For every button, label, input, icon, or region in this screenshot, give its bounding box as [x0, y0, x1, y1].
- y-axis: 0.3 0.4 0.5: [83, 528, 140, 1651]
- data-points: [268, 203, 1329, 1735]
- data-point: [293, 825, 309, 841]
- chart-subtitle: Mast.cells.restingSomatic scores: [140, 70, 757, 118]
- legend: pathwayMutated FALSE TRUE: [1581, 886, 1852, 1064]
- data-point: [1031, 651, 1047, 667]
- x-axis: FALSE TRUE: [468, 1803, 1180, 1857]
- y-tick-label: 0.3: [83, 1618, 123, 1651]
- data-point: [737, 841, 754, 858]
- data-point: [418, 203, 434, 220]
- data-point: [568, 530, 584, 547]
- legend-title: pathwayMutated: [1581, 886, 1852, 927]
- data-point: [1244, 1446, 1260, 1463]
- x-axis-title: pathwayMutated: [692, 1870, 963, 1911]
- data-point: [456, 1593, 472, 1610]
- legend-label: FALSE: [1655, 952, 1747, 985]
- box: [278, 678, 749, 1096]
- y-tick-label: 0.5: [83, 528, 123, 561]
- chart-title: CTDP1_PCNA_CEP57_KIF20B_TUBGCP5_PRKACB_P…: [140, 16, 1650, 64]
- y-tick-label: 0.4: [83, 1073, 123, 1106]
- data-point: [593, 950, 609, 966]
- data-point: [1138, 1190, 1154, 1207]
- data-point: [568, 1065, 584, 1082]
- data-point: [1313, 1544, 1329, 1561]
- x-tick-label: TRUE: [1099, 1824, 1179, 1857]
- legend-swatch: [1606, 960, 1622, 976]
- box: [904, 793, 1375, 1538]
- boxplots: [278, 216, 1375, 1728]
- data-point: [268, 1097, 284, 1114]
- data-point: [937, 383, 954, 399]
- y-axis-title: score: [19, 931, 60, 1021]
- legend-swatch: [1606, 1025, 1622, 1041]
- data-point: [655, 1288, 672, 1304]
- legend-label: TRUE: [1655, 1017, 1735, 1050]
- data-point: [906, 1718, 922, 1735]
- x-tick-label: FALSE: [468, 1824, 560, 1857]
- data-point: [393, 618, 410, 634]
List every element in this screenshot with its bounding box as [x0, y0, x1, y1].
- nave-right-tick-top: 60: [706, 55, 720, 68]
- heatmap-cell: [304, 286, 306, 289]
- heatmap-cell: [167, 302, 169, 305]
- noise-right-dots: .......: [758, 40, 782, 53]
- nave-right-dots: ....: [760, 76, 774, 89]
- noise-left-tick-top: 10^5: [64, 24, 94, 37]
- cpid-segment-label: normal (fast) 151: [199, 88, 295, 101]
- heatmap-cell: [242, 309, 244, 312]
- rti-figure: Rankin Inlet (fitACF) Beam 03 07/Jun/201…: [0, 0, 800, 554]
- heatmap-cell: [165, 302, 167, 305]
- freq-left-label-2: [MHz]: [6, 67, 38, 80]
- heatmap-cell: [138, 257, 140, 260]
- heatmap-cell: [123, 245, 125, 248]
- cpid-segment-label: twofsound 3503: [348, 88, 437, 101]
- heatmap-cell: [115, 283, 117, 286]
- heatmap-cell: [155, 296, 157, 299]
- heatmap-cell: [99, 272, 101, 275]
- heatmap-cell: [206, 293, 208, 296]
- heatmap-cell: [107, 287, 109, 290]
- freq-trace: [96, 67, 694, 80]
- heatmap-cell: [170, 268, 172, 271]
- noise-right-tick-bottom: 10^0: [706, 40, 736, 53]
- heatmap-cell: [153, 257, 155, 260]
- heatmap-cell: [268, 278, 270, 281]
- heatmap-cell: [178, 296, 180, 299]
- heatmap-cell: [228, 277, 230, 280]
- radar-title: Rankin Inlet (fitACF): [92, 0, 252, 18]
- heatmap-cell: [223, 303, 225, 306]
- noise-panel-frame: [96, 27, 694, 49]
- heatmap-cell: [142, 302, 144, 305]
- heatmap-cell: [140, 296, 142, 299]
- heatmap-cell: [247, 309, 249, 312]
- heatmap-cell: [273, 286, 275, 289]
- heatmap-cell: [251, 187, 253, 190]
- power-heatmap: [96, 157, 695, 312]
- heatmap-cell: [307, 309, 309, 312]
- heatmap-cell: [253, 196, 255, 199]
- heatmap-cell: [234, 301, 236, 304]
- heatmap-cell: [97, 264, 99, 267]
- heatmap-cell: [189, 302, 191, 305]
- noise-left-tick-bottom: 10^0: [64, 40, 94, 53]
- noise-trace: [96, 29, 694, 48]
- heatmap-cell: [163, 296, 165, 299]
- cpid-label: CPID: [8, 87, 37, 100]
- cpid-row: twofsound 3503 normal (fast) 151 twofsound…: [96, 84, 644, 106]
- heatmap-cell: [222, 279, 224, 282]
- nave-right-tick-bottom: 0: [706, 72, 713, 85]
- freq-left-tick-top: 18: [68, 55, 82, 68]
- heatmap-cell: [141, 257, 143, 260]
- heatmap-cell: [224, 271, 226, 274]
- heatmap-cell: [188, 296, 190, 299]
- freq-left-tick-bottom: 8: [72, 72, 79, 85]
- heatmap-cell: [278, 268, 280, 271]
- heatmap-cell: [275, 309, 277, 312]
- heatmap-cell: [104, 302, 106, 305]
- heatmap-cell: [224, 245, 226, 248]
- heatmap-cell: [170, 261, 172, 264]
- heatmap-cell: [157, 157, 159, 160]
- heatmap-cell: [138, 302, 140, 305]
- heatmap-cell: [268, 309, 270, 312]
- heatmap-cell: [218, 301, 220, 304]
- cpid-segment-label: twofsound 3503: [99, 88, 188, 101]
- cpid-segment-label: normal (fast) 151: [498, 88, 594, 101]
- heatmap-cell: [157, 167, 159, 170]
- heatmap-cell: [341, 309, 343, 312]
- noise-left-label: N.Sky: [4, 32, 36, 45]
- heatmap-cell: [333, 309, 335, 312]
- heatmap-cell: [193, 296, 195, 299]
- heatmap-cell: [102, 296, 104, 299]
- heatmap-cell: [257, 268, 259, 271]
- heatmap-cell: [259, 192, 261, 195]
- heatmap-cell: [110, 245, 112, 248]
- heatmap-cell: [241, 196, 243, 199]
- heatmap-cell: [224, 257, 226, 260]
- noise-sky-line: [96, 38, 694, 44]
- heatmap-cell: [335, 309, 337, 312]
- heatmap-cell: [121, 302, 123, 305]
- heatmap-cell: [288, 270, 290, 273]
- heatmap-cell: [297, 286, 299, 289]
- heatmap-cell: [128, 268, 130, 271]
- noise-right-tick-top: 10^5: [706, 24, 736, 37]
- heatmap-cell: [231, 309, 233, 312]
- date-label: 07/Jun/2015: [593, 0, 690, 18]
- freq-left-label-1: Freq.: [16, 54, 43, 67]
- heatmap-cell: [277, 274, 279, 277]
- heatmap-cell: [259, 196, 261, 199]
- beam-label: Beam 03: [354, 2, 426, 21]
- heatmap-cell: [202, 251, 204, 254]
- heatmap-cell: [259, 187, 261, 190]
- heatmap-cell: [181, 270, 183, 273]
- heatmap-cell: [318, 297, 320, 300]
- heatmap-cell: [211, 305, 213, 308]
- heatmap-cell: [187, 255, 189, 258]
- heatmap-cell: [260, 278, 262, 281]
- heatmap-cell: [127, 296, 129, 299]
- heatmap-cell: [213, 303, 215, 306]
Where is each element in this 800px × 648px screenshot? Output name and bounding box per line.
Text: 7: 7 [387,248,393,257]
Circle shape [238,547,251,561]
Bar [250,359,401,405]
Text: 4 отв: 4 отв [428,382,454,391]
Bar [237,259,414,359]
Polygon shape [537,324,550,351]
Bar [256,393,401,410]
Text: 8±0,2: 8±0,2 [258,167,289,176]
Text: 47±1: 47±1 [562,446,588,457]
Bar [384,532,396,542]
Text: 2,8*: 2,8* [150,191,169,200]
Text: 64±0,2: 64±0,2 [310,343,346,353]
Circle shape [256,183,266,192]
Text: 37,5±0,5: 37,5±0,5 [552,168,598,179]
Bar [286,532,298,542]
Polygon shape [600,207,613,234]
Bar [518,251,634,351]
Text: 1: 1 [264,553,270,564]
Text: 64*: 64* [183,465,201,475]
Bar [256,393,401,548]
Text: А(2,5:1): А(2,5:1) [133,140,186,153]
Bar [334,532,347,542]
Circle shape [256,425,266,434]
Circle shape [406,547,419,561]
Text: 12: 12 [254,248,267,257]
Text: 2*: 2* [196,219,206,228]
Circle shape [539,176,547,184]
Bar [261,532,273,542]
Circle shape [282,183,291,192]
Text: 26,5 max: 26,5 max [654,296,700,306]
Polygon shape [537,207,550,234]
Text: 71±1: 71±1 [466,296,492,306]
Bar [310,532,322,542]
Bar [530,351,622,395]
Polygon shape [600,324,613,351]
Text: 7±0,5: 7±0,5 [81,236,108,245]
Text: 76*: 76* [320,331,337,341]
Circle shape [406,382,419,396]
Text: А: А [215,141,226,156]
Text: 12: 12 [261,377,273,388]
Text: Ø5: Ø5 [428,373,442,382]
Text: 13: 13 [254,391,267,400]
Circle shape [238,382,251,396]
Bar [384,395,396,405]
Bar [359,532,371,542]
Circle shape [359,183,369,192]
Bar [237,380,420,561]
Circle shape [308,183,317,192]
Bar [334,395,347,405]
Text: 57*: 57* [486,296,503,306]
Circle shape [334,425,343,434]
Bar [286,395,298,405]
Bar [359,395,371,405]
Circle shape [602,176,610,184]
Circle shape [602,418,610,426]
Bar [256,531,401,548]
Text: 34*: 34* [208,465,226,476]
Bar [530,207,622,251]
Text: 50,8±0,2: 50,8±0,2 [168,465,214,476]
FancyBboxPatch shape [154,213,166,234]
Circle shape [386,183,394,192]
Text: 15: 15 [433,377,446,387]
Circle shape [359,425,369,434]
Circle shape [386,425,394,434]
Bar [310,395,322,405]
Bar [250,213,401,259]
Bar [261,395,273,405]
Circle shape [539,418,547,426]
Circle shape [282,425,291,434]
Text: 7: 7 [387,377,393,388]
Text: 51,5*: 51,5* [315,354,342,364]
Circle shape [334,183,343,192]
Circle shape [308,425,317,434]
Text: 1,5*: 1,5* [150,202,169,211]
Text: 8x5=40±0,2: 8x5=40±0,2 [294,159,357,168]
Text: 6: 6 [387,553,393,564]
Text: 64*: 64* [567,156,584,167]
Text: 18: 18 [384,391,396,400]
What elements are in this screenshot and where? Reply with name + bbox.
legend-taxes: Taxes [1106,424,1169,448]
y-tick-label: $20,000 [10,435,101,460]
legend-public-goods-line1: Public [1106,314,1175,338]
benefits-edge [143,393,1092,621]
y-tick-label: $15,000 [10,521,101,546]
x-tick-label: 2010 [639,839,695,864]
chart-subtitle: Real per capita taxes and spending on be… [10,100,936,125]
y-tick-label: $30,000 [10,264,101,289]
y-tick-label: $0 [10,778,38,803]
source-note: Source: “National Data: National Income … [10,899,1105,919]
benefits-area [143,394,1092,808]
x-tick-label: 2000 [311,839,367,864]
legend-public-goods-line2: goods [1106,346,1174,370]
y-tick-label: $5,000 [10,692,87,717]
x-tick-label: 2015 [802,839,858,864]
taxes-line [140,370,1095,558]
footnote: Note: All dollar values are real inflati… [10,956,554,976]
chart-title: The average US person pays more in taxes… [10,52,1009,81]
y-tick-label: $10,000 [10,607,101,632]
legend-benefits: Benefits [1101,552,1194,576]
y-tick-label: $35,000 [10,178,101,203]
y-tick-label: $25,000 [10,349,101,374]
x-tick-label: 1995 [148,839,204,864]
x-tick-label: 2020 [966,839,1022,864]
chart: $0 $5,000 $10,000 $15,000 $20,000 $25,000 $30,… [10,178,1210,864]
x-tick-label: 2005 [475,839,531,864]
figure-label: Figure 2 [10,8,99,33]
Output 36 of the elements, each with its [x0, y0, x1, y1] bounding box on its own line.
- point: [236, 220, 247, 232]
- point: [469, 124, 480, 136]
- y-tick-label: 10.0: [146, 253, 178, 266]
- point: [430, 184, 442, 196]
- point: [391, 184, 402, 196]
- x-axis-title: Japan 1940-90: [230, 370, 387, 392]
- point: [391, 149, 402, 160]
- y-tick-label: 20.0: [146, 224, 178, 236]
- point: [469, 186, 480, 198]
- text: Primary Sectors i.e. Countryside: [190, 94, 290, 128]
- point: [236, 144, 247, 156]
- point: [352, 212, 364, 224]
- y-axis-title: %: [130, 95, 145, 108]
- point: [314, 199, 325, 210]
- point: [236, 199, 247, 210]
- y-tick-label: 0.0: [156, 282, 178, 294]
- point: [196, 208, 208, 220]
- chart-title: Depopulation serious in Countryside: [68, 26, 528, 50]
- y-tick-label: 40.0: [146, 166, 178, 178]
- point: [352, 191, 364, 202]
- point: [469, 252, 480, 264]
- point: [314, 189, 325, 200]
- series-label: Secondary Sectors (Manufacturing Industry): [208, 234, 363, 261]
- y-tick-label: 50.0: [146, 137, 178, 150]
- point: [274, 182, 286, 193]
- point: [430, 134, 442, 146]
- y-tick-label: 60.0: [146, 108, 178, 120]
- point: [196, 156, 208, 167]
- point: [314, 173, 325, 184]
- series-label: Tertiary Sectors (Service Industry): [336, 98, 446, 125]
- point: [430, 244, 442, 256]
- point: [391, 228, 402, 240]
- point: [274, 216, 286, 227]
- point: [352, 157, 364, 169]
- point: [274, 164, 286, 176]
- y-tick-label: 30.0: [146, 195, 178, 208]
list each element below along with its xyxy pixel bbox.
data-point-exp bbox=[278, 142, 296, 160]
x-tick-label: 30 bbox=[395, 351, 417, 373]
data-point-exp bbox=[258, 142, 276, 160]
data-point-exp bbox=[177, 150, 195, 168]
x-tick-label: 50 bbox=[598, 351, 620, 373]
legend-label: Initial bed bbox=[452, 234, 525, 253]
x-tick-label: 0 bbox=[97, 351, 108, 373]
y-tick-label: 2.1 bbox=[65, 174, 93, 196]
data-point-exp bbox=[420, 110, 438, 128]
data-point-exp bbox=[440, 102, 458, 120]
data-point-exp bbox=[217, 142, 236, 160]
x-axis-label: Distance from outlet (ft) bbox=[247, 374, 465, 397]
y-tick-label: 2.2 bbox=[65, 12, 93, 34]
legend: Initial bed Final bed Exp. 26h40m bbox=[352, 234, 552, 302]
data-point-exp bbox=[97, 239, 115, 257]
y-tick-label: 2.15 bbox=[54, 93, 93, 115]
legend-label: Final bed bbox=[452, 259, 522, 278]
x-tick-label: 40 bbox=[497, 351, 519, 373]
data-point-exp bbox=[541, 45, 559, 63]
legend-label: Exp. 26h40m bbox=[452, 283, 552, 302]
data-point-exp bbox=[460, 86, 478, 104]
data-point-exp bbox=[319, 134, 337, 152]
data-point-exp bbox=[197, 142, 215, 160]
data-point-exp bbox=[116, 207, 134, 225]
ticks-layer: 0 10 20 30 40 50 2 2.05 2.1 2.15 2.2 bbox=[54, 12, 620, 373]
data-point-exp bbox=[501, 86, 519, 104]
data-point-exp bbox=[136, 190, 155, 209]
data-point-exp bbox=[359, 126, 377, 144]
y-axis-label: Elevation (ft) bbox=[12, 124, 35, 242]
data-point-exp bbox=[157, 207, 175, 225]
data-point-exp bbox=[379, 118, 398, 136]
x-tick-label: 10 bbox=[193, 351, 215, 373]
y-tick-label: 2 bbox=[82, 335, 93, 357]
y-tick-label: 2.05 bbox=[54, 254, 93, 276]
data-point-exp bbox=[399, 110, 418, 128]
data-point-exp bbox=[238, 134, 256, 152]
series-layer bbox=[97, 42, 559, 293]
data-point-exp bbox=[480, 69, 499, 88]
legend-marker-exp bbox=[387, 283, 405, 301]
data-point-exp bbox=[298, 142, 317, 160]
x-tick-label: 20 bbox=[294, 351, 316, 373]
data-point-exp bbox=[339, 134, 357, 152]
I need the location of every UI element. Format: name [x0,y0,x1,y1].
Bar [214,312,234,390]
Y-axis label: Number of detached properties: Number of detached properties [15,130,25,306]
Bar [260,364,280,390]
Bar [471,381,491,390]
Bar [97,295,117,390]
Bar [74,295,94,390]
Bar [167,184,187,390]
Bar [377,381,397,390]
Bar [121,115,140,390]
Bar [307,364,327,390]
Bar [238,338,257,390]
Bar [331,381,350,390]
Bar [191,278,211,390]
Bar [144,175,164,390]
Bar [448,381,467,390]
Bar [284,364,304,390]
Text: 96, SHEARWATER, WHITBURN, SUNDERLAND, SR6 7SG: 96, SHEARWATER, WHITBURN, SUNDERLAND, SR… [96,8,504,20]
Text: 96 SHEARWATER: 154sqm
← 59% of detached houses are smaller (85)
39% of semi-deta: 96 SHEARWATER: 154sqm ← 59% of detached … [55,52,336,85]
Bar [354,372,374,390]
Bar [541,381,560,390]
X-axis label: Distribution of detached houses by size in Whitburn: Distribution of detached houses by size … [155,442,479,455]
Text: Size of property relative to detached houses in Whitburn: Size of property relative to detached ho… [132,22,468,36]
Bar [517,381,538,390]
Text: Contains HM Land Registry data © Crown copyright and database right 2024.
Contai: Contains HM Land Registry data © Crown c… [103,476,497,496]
● ● ● ●
■ **Task**: Rewrite the part of the entries that opens with the first line and closes with the line containing "- legend-swatch: [1606, 960, 1622, 976]", replacing "legend-title" with "legend-heading" and keeping everything else the same.

■ **The result**:
For every button, label, input, icon, or region in this screenshot, give its bounding box as [x0, y0, x1, y1].
- y-axis: 0.3 0.4 0.5: [83, 528, 140, 1651]
- data-points: [268, 203, 1329, 1735]
- data-point: [293, 825, 309, 841]
- chart-subtitle: Mast.cells.restingSomatic scores: [140, 70, 757, 118]
- legend: pathwayMutated FALSE TRUE: [1581, 886, 1852, 1064]
- data-point: [1031, 651, 1047, 667]
- x-axis: FALSE TRUE: [468, 1803, 1180, 1857]
- y-tick-label: 0.3: [83, 1618, 123, 1651]
- data-point: [737, 841, 754, 858]
- data-point: [418, 203, 434, 220]
- data-point: [568, 530, 584, 547]
- legend-heading: pathwayMutated: [1581, 886, 1852, 927]
- data-point: [1244, 1446, 1260, 1463]
- x-axis-title: pathwayMutated: [692, 1870, 963, 1911]
- data-point: [456, 1593, 472, 1610]
- legend-label: FALSE: [1655, 952, 1747, 985]
- box: [278, 678, 749, 1096]
- y-tick-label: 0.5: [83, 528, 123, 561]
- chart-title: CTDP1_PCNA_CEP57_KIF20B_TUBGCP5_PRKACB_P…: [140, 16, 1650, 64]
- y-tick-label: 0.4: [83, 1073, 123, 1106]
- data-point: [593, 950, 609, 966]
- data-point: [1138, 1190, 1154, 1207]
- data-point: [568, 1065, 584, 1082]
- data-point: [1313, 1544, 1329, 1561]
- x-tick-label: TRUE: [1099, 1824, 1179, 1857]
- legend-swatch: [1606, 960, 1622, 976]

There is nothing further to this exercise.